Sálajiegna was one of the first Swedish glaciers for which front position variations were recorded (Westman, Reference Westman1899, Reference Westman1910). From the mid-1960s, front variations of a larger number of Swedish glaciers, including Sálajiegna, were conducted from Tarfala Research Station, Kebnekaise massif (Fig. 1b), in response to a request by the Commission of Snow and Ice (Schytt and others, Reference Schytt, Jonsson and Cederstrand1963). These measurements resulted in a sequence of maps and regular reports to the World Glacier Monitoring Service (Østrem, Reference Østrem1983; Klingbjer and others, Reference Klingbjer, Brown and Holmlund2005; WGMS, 2021). In recent years, Sálajiegna's calving front has appeared to be highly dynamic: In August 2013, for instance, a rapid retreat of its eastern part from its position at the southern lakeshore opened a new drainage path for Lake Sulitelma, leading to an abrupt drainage which lowered the lake level by approximately 10 m (see Appendix A). Knowledge of the event spread mainly in the mountain hiking community, but to our knowledge, not widely beyond (Holmlund, Reference Holmlund2017). This, and an apparent overall rapid retreat has spurred renewed interest in dynamic processes at Sálajiegna, recently investigated in more detail by Hill (Reference Hill2021) and Houssais (Reference Houssais2023).

_Exercise input_
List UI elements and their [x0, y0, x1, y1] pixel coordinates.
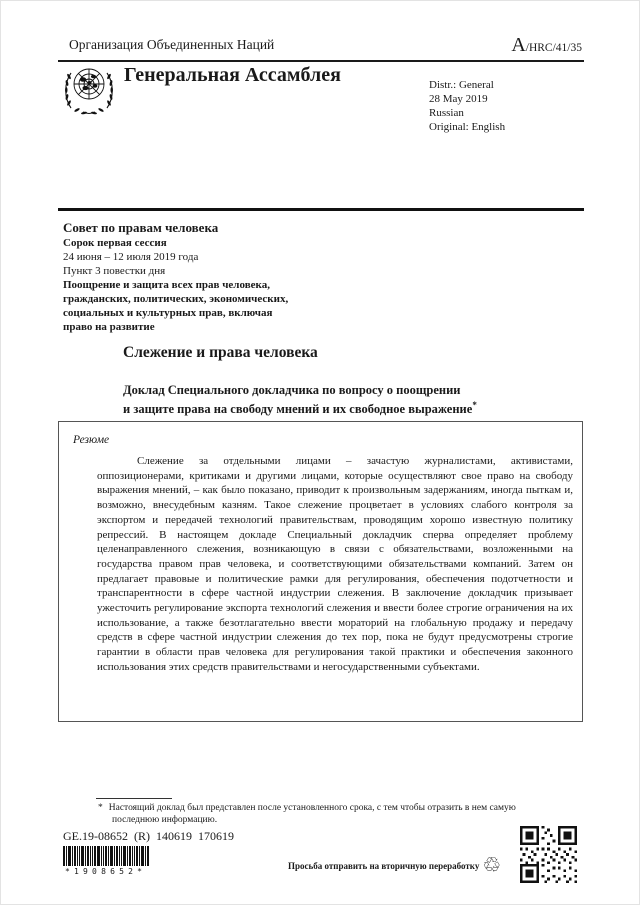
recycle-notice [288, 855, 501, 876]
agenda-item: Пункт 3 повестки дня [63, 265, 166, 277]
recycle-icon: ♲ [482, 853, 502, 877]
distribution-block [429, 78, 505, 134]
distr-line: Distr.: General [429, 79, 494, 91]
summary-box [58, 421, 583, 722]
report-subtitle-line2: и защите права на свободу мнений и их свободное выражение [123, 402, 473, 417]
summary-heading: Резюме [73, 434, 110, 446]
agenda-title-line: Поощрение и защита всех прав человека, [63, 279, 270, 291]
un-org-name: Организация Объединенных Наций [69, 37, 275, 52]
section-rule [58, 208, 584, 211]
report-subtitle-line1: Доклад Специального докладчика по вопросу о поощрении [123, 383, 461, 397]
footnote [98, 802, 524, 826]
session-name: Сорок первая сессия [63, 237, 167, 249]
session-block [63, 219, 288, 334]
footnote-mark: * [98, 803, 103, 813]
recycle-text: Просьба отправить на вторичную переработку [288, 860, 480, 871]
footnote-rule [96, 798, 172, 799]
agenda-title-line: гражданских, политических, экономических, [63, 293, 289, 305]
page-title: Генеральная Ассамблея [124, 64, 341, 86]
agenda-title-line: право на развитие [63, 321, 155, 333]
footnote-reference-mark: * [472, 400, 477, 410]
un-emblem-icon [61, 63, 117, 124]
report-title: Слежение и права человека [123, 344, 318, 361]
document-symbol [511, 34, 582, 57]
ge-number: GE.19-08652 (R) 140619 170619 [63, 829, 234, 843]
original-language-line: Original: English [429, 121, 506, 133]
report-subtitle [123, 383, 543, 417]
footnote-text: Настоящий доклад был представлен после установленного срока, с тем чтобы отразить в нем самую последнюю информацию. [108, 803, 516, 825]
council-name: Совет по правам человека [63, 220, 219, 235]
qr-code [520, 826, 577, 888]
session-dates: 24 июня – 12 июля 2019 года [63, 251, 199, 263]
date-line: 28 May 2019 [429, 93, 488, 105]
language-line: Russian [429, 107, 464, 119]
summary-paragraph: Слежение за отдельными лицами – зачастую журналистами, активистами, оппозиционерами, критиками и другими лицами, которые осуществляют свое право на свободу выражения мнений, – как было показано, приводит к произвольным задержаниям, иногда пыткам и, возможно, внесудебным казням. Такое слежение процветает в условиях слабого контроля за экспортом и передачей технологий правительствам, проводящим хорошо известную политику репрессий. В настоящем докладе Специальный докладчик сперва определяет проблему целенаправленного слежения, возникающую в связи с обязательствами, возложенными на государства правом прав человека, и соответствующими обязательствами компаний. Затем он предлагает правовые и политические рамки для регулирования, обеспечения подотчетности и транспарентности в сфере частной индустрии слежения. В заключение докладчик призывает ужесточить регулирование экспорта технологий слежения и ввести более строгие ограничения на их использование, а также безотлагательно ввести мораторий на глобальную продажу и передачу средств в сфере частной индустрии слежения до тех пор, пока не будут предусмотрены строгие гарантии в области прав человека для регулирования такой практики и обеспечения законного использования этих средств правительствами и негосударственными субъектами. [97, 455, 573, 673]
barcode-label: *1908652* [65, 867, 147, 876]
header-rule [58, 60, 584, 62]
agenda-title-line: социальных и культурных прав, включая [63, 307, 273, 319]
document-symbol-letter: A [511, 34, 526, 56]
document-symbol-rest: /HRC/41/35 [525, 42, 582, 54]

==

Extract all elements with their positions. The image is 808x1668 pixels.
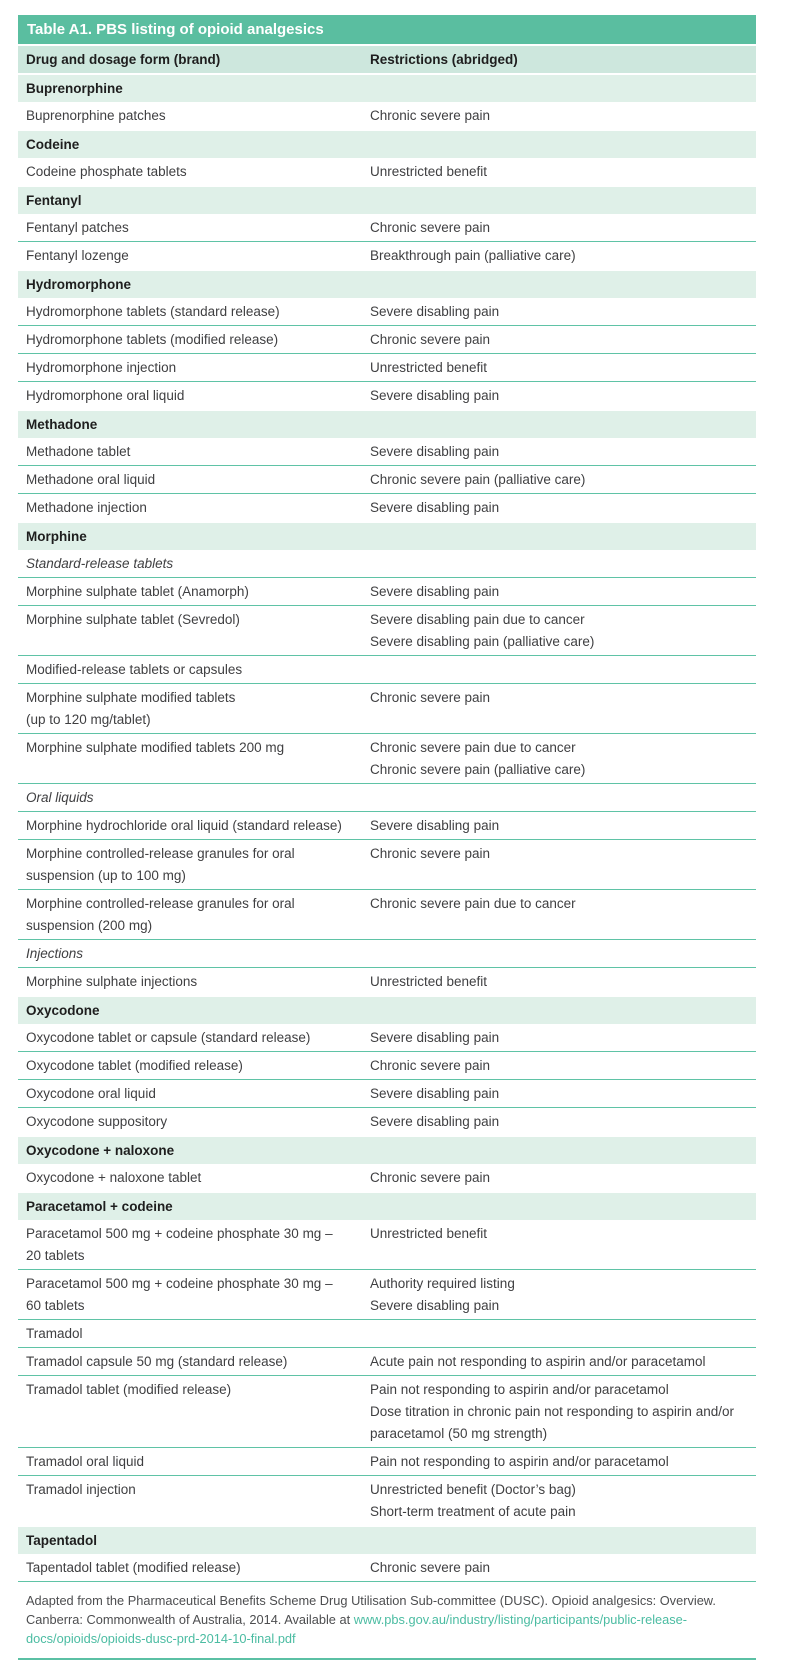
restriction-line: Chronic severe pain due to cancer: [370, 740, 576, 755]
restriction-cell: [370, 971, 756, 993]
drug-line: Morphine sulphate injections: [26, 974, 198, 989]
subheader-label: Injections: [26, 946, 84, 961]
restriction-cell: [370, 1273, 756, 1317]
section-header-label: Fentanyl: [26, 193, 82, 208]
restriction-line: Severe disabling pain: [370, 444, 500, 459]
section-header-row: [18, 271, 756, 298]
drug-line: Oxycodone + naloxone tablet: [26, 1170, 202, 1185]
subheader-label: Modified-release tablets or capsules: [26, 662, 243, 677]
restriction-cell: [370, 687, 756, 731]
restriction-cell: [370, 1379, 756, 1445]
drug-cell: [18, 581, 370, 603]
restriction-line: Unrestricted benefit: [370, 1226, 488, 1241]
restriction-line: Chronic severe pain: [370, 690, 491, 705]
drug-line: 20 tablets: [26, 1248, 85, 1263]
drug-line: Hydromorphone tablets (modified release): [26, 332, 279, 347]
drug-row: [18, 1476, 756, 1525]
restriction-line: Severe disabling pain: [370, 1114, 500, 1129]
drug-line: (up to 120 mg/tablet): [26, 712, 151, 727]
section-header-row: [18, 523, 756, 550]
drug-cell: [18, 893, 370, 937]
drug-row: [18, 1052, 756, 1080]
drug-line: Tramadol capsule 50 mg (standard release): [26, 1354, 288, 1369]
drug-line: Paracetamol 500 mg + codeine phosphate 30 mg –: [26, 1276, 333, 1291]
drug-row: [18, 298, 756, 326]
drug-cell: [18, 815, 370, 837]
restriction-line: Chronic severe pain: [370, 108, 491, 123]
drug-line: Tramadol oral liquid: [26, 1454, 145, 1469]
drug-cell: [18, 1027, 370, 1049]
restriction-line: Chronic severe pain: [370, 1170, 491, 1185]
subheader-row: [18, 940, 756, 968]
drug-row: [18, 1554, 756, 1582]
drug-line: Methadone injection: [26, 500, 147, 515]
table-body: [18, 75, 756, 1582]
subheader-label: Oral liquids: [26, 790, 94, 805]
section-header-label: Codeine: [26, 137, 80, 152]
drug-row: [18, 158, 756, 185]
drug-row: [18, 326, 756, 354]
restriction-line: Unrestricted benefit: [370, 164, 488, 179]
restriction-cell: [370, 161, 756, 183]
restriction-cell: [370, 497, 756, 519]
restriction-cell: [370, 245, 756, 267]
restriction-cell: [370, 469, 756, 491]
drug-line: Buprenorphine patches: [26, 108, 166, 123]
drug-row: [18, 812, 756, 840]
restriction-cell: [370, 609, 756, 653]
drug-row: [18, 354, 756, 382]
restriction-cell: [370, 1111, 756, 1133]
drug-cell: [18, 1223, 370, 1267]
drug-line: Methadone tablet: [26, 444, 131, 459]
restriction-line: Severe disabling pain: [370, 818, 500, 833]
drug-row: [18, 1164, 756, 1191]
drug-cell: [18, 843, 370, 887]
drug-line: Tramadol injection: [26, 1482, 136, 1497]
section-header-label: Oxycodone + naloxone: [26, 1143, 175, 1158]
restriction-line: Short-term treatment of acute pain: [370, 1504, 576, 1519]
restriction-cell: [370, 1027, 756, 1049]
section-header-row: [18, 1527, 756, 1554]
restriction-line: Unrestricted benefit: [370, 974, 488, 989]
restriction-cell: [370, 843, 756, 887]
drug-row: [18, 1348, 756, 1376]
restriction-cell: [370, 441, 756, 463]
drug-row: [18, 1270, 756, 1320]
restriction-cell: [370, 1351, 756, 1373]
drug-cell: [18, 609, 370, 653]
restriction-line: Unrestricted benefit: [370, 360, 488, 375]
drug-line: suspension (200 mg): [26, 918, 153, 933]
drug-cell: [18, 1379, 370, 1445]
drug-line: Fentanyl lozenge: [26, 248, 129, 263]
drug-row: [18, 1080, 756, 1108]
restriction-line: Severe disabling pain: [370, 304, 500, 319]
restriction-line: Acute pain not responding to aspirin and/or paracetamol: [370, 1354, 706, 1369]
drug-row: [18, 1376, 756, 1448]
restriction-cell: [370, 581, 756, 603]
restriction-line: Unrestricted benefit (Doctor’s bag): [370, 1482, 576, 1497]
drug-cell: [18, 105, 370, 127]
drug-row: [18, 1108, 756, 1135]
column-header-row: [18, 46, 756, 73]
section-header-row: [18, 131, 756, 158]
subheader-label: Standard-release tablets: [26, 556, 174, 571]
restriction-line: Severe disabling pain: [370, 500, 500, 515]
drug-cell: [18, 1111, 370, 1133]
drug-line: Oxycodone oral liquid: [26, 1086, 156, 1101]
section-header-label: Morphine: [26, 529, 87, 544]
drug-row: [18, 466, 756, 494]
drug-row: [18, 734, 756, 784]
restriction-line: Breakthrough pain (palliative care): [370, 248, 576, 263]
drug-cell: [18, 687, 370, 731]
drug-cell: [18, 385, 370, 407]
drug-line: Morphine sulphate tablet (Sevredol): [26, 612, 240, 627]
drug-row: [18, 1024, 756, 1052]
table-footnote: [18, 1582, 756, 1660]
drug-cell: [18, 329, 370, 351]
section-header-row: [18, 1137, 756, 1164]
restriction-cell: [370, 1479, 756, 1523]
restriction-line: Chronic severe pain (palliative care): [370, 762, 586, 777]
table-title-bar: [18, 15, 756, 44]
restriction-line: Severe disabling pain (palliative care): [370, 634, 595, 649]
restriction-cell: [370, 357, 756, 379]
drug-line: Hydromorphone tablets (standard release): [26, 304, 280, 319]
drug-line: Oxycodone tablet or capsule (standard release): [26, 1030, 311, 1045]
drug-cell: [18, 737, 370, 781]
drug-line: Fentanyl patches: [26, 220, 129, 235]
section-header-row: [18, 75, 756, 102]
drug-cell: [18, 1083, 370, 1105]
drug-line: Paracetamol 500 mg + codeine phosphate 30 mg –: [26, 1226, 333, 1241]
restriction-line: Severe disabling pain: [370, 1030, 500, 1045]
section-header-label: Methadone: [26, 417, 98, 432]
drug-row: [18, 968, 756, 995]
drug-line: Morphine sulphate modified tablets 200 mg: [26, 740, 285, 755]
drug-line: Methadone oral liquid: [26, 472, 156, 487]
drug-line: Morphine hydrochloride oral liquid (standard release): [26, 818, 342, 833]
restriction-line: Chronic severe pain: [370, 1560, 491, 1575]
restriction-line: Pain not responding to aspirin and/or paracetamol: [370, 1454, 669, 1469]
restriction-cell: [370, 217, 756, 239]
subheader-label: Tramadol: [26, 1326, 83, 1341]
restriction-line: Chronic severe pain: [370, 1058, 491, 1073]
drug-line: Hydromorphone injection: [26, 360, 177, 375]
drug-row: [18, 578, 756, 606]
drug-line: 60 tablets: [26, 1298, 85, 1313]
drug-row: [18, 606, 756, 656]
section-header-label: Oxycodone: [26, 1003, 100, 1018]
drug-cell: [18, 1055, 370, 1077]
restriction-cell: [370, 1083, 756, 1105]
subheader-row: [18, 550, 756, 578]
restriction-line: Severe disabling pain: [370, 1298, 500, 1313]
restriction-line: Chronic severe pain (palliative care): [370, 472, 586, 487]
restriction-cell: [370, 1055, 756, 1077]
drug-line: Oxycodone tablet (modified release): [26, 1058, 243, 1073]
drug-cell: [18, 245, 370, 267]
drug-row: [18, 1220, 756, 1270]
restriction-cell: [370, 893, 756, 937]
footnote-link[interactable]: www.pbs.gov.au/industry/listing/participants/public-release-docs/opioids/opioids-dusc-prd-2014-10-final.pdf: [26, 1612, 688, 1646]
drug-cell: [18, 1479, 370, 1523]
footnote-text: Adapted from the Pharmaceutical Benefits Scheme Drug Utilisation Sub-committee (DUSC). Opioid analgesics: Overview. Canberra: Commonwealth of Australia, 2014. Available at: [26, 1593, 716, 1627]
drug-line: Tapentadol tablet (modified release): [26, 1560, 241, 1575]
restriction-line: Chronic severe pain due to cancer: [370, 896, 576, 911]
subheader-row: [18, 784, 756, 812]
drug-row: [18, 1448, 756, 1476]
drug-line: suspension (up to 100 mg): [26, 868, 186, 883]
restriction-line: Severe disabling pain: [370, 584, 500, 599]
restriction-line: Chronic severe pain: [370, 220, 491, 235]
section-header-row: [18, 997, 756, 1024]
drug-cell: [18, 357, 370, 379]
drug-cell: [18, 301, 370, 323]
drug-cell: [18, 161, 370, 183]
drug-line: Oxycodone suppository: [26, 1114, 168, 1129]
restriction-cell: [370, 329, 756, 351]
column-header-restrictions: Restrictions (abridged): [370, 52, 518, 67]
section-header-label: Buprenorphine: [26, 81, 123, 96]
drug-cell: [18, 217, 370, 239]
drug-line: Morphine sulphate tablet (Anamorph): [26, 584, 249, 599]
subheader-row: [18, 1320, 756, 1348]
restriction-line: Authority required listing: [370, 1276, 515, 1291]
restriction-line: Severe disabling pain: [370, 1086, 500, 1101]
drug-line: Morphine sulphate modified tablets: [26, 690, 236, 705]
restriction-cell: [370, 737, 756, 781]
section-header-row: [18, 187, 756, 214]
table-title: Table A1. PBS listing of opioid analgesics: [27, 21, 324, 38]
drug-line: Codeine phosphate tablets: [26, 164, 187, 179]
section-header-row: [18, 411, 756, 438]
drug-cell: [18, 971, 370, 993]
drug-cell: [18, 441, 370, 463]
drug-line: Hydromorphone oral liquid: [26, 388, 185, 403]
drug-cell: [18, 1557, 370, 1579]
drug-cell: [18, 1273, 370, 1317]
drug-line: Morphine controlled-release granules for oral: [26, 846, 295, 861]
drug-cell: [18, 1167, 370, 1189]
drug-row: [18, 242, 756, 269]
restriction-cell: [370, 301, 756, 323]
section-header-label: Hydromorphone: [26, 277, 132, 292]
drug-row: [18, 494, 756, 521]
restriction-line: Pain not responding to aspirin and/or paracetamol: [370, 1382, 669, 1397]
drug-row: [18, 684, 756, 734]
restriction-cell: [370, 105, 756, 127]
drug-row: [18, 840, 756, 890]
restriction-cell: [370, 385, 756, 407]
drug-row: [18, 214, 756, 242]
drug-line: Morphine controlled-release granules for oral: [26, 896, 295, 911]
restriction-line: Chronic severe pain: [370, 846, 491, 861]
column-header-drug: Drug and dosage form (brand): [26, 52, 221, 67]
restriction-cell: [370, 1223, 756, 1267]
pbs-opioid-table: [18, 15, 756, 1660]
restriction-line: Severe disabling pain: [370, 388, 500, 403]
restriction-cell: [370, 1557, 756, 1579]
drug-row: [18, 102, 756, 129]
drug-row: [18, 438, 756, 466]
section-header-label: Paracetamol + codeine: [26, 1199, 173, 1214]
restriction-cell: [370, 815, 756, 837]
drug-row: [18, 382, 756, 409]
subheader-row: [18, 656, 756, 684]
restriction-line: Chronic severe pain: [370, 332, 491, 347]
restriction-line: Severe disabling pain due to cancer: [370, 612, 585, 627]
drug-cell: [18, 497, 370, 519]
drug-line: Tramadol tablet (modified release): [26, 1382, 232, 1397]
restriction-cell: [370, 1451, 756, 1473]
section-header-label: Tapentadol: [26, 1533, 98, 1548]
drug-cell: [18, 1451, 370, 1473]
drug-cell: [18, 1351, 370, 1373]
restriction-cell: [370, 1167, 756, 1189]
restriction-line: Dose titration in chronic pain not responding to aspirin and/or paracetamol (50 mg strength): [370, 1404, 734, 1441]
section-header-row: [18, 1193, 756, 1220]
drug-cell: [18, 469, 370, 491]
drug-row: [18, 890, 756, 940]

_Tasks_
• A. For each statement about the Sálajiegna text, say yes or no and quote the words of the text that decide it. (i) Front variations of Sálajiegna were measured from Tarfala Research Station starting in the mid-1960s. (ii) The August 2013 drainage lowered the level of Lake Sulitelma by about 20 m. (iii) News of the 2013 drainage spread widely beyond the mountain hiking community.
• B. Return every line of the records that contains the string "name", matching case exactly.
The records are unrelated to the Sálajiegna text.

_The replies_
• A.
(i) Yes: "From the mid-1960s, front variations of a larger number of Swedish glaciers, including Sálajiegna, were conducted from Tarfala Research Station"
(ii) No: "lowered the lake level by approximately 10 m"
(iii) No: "Knowledge of the event spread mainly in the mountain hiking community, but to our knowledge, not widely beyond"

• B.
un-org-name: Организация Объединенных Наций [69, 37, 275, 52]
session-name: Сорок первая сессия [63, 237, 167, 249]
council-name: Совет по правам человека [63, 220, 219, 235]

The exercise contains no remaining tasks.